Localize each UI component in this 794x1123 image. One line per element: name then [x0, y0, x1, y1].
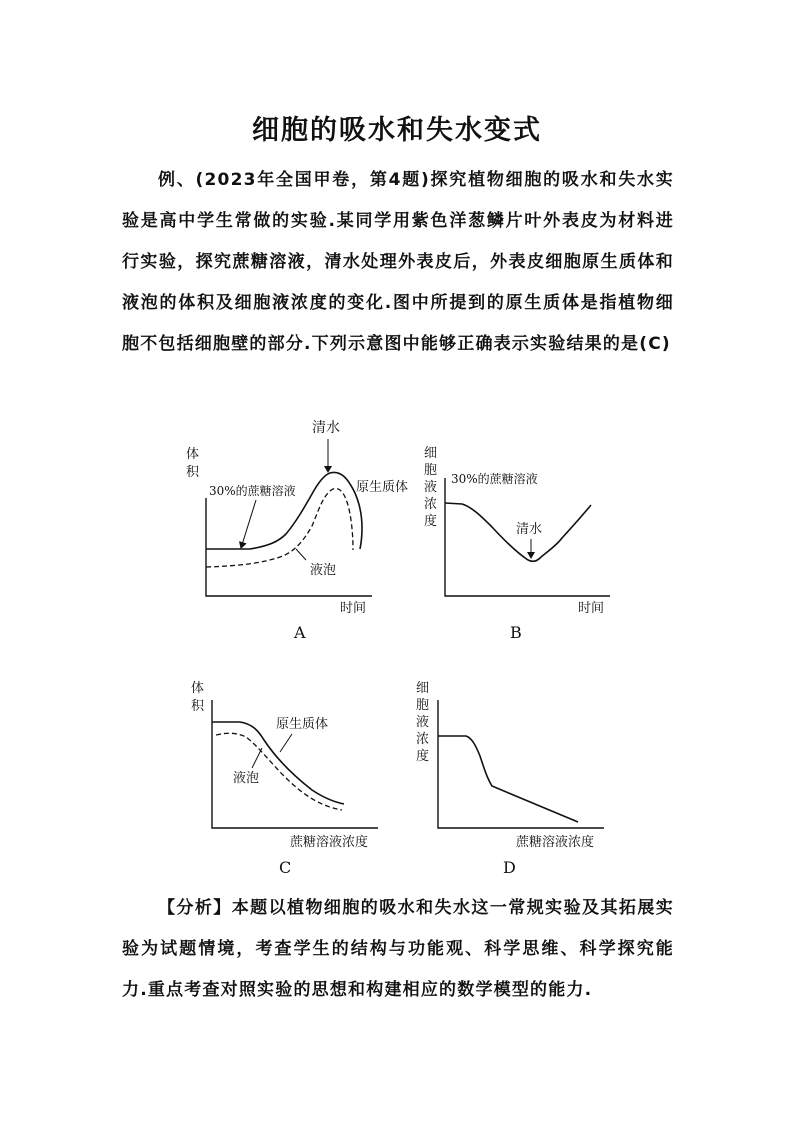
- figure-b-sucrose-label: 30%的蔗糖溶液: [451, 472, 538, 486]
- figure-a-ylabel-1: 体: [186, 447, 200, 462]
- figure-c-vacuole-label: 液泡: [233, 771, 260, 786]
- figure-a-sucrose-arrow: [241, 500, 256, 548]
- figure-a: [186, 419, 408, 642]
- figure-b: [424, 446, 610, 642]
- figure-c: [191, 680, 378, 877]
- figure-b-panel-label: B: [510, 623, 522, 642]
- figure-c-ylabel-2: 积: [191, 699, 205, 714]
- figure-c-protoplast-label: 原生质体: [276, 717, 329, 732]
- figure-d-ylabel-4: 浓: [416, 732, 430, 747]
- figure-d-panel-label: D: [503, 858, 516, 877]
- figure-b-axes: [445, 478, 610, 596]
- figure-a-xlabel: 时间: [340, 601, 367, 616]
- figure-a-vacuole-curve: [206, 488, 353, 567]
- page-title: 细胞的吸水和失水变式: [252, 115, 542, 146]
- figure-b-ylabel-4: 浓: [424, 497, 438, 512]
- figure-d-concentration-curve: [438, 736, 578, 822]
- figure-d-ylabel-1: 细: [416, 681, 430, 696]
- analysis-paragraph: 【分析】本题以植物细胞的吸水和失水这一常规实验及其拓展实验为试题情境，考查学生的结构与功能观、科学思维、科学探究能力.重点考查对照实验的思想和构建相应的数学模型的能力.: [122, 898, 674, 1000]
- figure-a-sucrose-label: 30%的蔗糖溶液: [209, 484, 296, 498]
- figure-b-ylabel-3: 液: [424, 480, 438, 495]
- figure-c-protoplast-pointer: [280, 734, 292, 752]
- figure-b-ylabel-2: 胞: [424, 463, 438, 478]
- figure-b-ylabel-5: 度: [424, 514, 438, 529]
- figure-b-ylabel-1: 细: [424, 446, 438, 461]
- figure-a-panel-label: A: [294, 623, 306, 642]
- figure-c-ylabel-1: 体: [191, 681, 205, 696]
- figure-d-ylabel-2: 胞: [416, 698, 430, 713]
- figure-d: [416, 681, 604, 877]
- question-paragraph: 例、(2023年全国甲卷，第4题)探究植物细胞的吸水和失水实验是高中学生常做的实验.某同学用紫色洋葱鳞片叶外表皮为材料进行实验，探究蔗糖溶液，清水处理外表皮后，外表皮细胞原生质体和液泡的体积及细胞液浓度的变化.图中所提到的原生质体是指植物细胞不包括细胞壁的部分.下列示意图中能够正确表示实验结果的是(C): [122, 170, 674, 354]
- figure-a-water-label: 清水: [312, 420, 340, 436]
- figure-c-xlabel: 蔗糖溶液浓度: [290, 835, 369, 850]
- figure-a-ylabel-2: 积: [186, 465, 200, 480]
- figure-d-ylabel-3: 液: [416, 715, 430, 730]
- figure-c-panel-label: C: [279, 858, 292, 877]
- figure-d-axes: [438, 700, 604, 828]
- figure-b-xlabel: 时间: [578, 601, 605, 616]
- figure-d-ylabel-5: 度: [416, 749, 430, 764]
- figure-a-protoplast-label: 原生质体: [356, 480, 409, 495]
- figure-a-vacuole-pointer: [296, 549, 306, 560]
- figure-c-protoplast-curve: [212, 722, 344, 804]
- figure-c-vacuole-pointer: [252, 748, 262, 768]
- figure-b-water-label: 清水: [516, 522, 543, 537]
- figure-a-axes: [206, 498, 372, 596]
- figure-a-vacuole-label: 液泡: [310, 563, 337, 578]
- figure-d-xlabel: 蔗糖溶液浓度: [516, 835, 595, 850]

■ ■ ■ ■

* _Exercise description_
Take the listing from the line containing "- figure-b-sucrose-label: 30%的蔗糖溶液: [451, 472, 538, 486]" through the line containing "- figure-c-ylabel-2: 积: [191, 699, 205, 714]" and present it as a Markdown table, leaving out any blank lines. Use the column Row for each row number and the column Entry for the line itself.

* _Correct response_
| Row | Entry |
|---|---|
| 1 | - figure-b-sucrose-label: 30%的蔗糖溶液: [451, 472, 538, 486] |
| 2 | - figure-a-ylabel-1: 体: [186, 447, 200, 462] |
| 3 | - figure-c-vacuole-label: 液泡: [233, 771, 260, 786] |
| 4 | - figure-a-sucrose-arrow: [241, 500, 256, 548] |
| 5 | - figure-a: [186, 419, 408, 642] |
| 6 | - figure-b: [424, 446, 610, 642] |
| 7 | - figure-c: [191, 680, 378, 877] |
| 8 | - figure-b-panel-label: B: [510, 623, 522, 642] |
| 9 | - figure-c-ylabel-2: 积: [191, 699, 205, 714] |